_Instructions to follow_:
Please pull out every line that includes the string "this".

============

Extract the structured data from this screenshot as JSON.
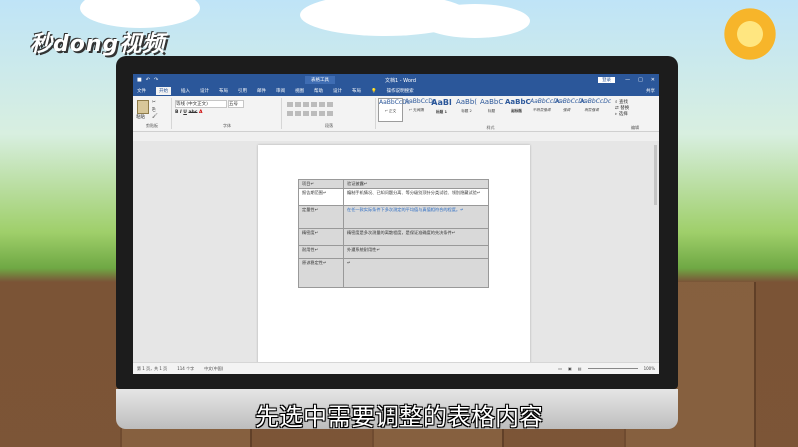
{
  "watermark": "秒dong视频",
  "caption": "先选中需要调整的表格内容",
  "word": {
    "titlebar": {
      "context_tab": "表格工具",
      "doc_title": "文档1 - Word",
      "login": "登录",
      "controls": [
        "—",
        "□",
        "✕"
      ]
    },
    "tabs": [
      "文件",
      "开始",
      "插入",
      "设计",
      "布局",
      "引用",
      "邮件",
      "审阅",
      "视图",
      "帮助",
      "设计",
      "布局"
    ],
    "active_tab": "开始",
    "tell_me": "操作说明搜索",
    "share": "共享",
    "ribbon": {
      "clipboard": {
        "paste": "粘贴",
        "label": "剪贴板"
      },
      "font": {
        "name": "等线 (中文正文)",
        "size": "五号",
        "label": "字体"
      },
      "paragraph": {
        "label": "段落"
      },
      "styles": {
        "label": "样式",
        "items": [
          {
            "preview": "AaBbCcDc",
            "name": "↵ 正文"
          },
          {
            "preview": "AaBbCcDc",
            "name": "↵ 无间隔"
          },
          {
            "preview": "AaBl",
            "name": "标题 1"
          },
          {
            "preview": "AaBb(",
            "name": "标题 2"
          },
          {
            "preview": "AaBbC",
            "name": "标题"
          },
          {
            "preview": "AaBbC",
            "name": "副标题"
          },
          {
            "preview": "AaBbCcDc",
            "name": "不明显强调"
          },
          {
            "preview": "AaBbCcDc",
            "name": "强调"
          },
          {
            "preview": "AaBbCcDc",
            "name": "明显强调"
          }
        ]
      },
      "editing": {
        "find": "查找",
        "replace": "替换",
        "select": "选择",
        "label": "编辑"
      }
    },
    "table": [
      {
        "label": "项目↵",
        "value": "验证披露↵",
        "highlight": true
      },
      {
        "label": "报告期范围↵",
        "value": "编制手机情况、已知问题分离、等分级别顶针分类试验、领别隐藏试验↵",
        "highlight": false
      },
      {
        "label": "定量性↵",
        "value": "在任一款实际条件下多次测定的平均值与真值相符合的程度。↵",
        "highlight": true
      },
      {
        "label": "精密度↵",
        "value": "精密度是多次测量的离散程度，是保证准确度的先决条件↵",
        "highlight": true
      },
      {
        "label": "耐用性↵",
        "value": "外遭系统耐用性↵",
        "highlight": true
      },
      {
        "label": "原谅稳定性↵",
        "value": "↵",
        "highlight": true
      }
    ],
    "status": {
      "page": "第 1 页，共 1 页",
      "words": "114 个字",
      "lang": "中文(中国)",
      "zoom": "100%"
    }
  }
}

============

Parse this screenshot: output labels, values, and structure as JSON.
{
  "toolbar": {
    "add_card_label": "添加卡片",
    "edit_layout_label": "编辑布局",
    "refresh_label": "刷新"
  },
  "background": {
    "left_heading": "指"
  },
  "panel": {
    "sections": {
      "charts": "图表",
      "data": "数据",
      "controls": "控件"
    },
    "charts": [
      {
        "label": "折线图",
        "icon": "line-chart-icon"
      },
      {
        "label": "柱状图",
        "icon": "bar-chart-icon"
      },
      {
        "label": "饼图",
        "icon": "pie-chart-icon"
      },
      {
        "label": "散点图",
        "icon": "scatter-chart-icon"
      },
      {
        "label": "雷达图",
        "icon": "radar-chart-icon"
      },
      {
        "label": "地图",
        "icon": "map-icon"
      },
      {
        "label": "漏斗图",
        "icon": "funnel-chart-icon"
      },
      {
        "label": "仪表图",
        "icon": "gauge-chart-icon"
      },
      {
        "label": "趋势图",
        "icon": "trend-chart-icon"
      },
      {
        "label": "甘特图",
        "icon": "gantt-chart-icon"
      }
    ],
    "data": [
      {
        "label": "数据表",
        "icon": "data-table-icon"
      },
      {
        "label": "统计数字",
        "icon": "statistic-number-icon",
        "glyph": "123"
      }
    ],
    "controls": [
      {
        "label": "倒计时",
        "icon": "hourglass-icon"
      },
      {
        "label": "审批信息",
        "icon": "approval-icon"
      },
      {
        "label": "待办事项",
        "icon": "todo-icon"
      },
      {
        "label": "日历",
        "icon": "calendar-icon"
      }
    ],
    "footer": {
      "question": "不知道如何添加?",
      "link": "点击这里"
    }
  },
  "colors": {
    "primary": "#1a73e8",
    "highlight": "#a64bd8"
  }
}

============

_Answer to the task_:
Extract the structured data from this screenshot as JSON.
Parse this screenshot: output labels, values, and structure as JSON.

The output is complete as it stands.